Task brief: Return, word for word, every line that follows.

::::::::

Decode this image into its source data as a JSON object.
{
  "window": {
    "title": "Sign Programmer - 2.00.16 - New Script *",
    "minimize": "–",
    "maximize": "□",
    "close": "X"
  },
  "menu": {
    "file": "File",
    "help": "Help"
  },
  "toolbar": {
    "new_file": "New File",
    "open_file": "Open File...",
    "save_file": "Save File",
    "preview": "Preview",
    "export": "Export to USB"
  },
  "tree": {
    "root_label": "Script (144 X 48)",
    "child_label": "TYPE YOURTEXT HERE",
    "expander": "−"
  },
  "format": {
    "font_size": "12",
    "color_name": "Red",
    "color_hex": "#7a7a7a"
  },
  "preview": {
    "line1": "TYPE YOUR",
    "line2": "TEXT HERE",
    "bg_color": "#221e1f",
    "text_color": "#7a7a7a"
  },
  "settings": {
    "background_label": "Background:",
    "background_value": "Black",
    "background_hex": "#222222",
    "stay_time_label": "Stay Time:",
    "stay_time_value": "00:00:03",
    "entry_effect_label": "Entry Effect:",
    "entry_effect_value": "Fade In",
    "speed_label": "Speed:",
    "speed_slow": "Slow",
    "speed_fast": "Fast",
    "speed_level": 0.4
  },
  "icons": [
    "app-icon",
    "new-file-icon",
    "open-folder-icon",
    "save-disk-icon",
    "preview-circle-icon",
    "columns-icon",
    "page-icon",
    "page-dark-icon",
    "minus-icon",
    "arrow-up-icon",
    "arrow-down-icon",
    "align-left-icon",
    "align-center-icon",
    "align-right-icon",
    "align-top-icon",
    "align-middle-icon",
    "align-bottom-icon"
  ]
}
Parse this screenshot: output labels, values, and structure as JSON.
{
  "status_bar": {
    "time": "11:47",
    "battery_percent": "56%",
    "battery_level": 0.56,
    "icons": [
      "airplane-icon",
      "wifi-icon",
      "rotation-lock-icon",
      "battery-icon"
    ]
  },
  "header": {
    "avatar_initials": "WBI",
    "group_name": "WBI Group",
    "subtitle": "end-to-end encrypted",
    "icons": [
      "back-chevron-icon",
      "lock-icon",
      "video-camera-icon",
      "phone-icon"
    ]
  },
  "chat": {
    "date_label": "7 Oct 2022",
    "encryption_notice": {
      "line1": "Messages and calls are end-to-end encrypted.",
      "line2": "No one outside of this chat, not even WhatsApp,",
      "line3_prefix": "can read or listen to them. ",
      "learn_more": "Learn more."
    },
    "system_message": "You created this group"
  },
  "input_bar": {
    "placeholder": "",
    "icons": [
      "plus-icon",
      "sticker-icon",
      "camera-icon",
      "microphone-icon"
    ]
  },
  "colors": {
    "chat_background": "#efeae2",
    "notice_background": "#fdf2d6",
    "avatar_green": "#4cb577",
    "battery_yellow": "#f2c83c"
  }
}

::::::::

Full output:
Decode this image into its source data as a JSON object.
{
  "window": {
    "title": "Sign Programmer - 2.00.16 - New Script *",
    "minimize": "–",
    "maximize": "□",
    "close": "X"
  },
  "menu": {
    "file": "File",
    "help": "Help"
  },
  "toolbar": {
    "new_file": "New File",
    "open_file": "Open File...",
    "save_file": "Save File",
    "preview": "Preview",
    "export": "Export to USB"
  },
  "tree": {
    "root_label": "Script (144 X 48)",
    "child_label": "TYPE YOURTEXT HERE",
    "expander": "−"
  },
  "format": {
    "font_size": "12",
    "color_name": "Red",
    "color_hex": "#7a7a7a"
  },
  "preview": {
    "line1": "TYPE YOUR",
    "line2": "TEXT HERE",
    "bg_color": "#221e1f",
    "text_color": "#7a7a7a"
  },
  "settings": {
    "background_label": "Background:",
    "background_value": "Black",
    "background_hex": "#222222",
    "stay_time_label": "Stay Time:",
    "stay_time_value": "00:00:03",
    "entry_effect_label": "Entry Effect:",
    "entry_effect_value": "Fade In",
    "speed_label": "Speed:",
    "speed_slow": "Slow",
    "speed_fast": "Fast",
    "speed_level": 0.4
  },
  "icons": [
    "app-icon",
    "new-file-icon",
    "open-folder-icon",
    "save-disk-icon",
    "preview-circle-icon",
    "columns-icon",
    "page-icon",
    "page-dark-icon",
    "minus-icon",
    "arrow-up-icon",
    "arrow-down-icon",
    "align-left-icon",
    "align-center-icon",
    "align-right-icon",
    "align-top-icon",
    "align-middle-icon",
    "align-bottom-icon"
  ]
}
Parse this screenshot: output labels, values, and structure as JSON.
{
  "status_bar": {
    "time": "11:47",
    "battery_percent": "56%",
    "battery_level": 0.56,
    "icons": [
      "airplane-icon",
      "wifi-icon",
      "rotation-lock-icon",
      "battery-icon"
    ]
  },
  "header": {
    "avatar_initials": "WBI",
    "group_name": "WBI Group",
    "subtitle": "end-to-end encrypted",
    "icons": [
      "back-chevron-icon",
      "lock-icon",
      "video-camera-icon",
      "phone-icon"
    ]
  },
  "chat": {
    "date_label": "7 Oct 2022",
    "encryption_notice": {
      "line1": "Messages and calls are end-to-end encrypted.",
      "line2": "No one outside of this chat, not even WhatsApp,",
      "line3_prefix": "can read or listen to them. ",
      "learn_more": "Learn more."
    },
    "system_message": "You created this group"
  },
  "input_bar": {
    "placeholder": "",
    "icons": [
      "plus-icon",
      "sticker-icon",
      "camera-icon",
      "microphone-icon"
    ]
  },
  "colors": {
    "chat_background": "#efeae2",
    "notice_background": "#fdf2d6",
    "avatar_green": "#4cb577",
    "battery_yellow": "#f2c83c"
  }
}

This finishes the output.